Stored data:
[Start]
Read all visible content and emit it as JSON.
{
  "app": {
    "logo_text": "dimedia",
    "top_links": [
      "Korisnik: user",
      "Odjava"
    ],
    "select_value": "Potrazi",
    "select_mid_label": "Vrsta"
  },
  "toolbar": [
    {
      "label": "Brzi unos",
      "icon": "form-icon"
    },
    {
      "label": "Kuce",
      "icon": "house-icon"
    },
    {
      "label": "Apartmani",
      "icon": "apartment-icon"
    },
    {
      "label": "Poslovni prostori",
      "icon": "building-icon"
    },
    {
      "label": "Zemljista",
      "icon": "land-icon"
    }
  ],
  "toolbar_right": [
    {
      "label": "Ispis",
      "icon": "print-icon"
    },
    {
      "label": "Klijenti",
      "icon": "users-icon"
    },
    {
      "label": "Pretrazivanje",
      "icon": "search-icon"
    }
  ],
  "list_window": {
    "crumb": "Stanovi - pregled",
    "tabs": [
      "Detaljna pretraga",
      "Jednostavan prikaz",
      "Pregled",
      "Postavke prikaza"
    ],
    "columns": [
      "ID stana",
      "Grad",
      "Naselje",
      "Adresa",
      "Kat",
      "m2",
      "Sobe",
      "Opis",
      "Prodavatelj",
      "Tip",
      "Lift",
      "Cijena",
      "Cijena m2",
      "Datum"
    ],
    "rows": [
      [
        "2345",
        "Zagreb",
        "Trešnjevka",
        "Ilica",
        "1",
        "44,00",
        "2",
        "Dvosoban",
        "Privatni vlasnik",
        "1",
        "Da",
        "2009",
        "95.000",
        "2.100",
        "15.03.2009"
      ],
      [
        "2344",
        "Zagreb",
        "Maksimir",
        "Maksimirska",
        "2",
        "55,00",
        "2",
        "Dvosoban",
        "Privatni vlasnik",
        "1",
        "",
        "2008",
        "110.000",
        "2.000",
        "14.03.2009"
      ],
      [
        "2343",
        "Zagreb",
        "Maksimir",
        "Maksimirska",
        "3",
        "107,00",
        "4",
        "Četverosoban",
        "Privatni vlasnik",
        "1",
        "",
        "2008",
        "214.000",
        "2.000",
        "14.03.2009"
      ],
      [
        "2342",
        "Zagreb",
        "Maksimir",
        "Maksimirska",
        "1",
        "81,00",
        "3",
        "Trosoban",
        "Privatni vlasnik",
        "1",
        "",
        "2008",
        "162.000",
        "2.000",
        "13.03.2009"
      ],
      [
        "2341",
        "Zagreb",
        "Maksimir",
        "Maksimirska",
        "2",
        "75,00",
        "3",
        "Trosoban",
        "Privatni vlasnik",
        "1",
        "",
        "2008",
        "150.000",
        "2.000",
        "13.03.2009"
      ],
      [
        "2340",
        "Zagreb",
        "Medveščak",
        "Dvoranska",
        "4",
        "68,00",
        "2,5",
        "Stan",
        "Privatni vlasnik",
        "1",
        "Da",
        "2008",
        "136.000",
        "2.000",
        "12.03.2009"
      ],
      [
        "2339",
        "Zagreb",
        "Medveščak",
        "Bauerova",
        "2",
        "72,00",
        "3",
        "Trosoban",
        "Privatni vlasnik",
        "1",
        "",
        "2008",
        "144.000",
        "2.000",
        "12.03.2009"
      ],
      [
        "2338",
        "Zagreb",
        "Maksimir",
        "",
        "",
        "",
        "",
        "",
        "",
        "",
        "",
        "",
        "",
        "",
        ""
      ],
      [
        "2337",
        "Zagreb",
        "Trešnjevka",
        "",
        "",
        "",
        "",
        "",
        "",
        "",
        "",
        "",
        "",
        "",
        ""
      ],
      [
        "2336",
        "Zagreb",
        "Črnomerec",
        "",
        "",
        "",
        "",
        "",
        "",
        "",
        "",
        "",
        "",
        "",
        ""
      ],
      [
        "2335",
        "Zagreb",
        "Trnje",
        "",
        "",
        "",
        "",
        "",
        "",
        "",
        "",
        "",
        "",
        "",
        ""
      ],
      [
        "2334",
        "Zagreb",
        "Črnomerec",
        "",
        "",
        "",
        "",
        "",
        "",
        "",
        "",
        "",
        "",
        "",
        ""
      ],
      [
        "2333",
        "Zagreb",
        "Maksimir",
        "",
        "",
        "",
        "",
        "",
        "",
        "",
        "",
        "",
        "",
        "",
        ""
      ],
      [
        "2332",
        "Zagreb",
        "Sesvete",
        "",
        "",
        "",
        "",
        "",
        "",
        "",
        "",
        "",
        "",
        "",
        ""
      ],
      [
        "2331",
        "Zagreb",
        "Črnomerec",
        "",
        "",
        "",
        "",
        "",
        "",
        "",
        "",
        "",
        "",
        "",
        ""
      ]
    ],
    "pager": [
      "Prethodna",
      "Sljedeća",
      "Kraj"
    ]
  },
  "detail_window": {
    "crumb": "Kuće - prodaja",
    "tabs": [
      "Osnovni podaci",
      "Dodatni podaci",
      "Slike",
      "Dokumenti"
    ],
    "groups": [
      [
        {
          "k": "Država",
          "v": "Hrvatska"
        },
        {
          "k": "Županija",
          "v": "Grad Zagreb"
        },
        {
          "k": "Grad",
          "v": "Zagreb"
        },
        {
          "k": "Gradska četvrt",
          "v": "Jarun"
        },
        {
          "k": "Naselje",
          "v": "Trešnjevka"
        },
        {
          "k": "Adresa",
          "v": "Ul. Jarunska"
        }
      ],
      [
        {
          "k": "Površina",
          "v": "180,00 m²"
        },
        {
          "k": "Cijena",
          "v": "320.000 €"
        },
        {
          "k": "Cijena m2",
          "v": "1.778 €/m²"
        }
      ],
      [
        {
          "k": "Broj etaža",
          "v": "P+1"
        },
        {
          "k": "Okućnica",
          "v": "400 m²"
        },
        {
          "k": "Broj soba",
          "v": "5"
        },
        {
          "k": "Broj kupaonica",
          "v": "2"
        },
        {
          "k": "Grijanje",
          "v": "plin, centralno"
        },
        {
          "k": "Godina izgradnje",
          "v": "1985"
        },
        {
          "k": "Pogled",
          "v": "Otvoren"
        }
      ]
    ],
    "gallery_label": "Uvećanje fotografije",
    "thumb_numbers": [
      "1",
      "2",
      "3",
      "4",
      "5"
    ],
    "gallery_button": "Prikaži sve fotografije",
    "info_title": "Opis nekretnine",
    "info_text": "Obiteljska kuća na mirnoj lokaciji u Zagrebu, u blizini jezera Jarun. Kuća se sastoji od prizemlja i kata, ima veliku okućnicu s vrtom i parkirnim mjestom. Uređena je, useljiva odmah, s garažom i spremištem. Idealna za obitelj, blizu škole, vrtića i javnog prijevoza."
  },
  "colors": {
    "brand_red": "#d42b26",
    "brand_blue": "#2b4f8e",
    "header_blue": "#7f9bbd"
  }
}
[End]
Give an exact repetition of all the material.

Read all visible content and emit it as JSON.
{
  "app": {
    "logo_text": "dimedia",
    "top_links": [
      "Korisnik: user",
      "Odjava"
    ],
    "select_value": "Potrazi",
    "select_mid_label": "Vrsta"
  },
  "toolbar": [
    {
      "label": "Brzi unos",
      "icon": "form-icon"
    },
    {
      "label": "Kuce",
      "icon": "house-icon"
    },
    {
      "label": "Apartmani",
      "icon": "apartment-icon"
    },
    {
      "label": "Poslovni prostori",
      "icon": "building-icon"
    },
    {
      "label": "Zemljista",
      "icon": "land-icon"
    }
  ],
  "toolbar_right": [
    {
      "label": "Ispis",
      "icon": "print-icon"
    },
    {
      "label": "Klijenti",
      "icon": "users-icon"
    },
    {
      "label": "Pretrazivanje",
      "icon": "search-icon"
    }
  ],
  "list_window": {
    "crumb": "Stanovi - pregled",
    "tabs": [
      "Detaljna pretraga",
      "Jednostavan prikaz",
      "Pregled",
      "Postavke prikaza"
    ],
    "columns": [
      "ID stana",
      "Grad",
      "Naselje",
      "Adresa",
      "Kat",
      "m2",
      "Sobe",
      "Opis",
      "Prodavatelj",
      "Tip",
      "Lift",
      "Cijena",
      "Cijena m2",
      "Datum"
    ],
    "rows": [
      [
        "2345",
        "Zagreb",
        "Trešnjevka",
        "Ilica",
        "1",
        "44,00",
        "2",
        "Dvosoban",
        "Privatni vlasnik",
        "1",
        "Da",
        "2009",
        "95.000",
        "2.100",
        "15.03.2009"
      ],
      [
        "2344",
        "Zagreb",
        "Maksimir",
        "Maksimirska",
        "2",
        "55,00",
        "2",
        "Dvosoban",
        "Privatni vlasnik",
        "1",
        "",
        "2008",
        "110.000",
        "2.000",
        "14.03.2009"
      ],
      [
        "2343",
        "Zagreb",
        "Maksimir",
        "Maksimirska",
        "3",
        "107,00",
        "4",
        "Četverosoban",
        "Privatni vlasnik",
        "1",
        "",
        "2008",
        "214.000",
        "2.000",
        "14.03.2009"
      ],
      [
        "2342",
        "Zagreb",
        "Maksimir",
        "Maksimirska",
        "1",
        "81,00",
        "3",
        "Trosoban",
        "Privatni vlasnik",
        "1",
        "",
        "2008",
        "162.000",
        "2.000",
        "13.03.2009"
      ],
      [
        "2341",
        "Zagreb",
        "Maksimir",
        "Maksimirska",
        "2",
        "75,00",
        "3",
        "Trosoban",
        "Privatni vlasnik",
        "1",
        "",
        "2008",
        "150.000",
        "2.000",
        "13.03.2009"
      ],
      [
        "2340",
        "Zagreb",
        "Medveščak",
        "Dvoranska",
        "4",
        "68,00",
        "2,5",
        "Stan",
        "Privatni vlasnik",
        "1",
        "Da",
        "2008",
        "136.000",
        "2.000",
        "12.03.2009"
      ],
      [
        "2339",
        "Zagreb",
        "Medveščak",
        "Bauerova",
        "2",
        "72,00",
        "3",
        "Trosoban",
        "Privatni vlasnik",
        "1",
        "",
        "2008",
        "144.000",
        "2.000",
        "12.03.2009"
      ],
      [
        "2338",
        "Zagreb",
        "Maksimir",
        "",
        "",
        "",
        "",
        "",
        "",
        "",
        "",
        "",
        "",
        "",
        ""
      ],
      [
        "2337",
        "Zagreb",
        "Trešnjevka",
        "",
        "",
        "",
        "",
        "",
        "",
        "",
        "",
        "",
        "",
        "",
        ""
      ],
      [
        "2336",
        "Zagreb",
        "Črnomerec",
        "",
        "",
        "",
        "",
        "",
        "",
        "",
        "",
        "",
        "",
        "",
        ""
      ],
      [
        "2335",
        "Zagreb",
        "Trnje",
        "",
        "",
        "",
        "",
        "",
        "",
        "",
        "",
        "",
        "",
        "",
        ""
      ],
      [
        "2334",
        "Zagreb",
        "Črnomerec",
        "",
        "",
        "",
        "",
        "",
        "",
        "",
        "",
        "",
        "",
        "",
        ""
      ],
      [
        "2333",
        "Zagreb",
        "Maksimir",
        "",
        "",
        "",
        "",
        "",
        "",
        "",
        "",
        "",
        "",
        "",
        ""
      ],
      [
        "2332",
        "Zagreb",
        "Sesvete",
        "",
        "",
        "",
        "",
        "",
        "",
        "",
        "",
        "",
        "",
        "",
        ""
      ],
      [
        "2331",
        "Zagreb",
        "Črnomerec",
        "",
        "",
        "",
        "",
        "",
        "",
        "",
        "",
        "",
        "",
        "",
        ""
      ]
    ],
    "pager": [
      "Prethodna",
      "Sljedeća",
      "Kraj"
    ]
  },
  "detail_window": {
    "crumb": "Kuće - prodaja",
    "tabs": [
      "Osnovni podaci",
      "Dodatni podaci",
      "Slike",
      "Dokumenti"
    ],
    "groups": [
      [
        {
          "k": "Država",
          "v": "Hrvatska"
        },
        {
          "k": "Županija",
          "v": "Grad Zagreb"
        },
        {
          "k": "Grad",
          "v": "Zagreb"
        },
        {
          "k": "Gradska četvrt",
          "v": "Jarun"
        },
        {
          "k": "Naselje",
          "v": "Trešnjevka"
        },
        {
          "k": "Adresa",
          "v": "Ul. Jarunska"
        }
      ],
      [
        {
          "k": "Površina",
          "v": "180,00 m²"
        },
        {
          "k": "Cijena",
          "v": "320.000 €"
        },
        {
          "k": "Cijena m2",
          "v": "1.778 €/m²"
        }
      ],
      [
        {
          "k": "Broj etaža",
          "v": "P+1"
        },
        {
          "k": "Okućnica",
          "v": "400 m²"
        },
        {
          "k": "Broj soba",
          "v": "5"
        },
        {
          "k": "Broj kupaonica",
          "v": "2"
        },
        {
          "k": "Grijanje",
          "v": "plin, centralno"
        },
        {
          "k": "Godina izgradnje",
          "v": "1985"
        },
        {
          "k": "Pogled",
          "v": "Otvoren"
        }
      ]
    ],
    "gallery_label": "Uvećanje fotografije",
    "thumb_numbers": [
      "1",
      "2",
      "3",
      "4",
      "5"
    ],
    "gallery_button": "Prikaži sve fotografije",
    "info_title": "Opis nekretnine",
    "info_text": "Obiteljska kuća na mirnoj lokaciji u Zagrebu, u blizini jezera Jarun. Kuća se sastoji od prizemlja i kata, ima veliku okućnicu s vrtom i parkirnim mjestom. Uređena je, useljiva odmah, s garažom i spremištem. Idealna za obitelj, blizu škole, vrtića i javnog prijevoza."
  },
  "colors": {
    "brand_red": "#d42b26",
    "brand_blue": "#2b4f8e",
    "header_blue": "#7f9bbd"
  }
}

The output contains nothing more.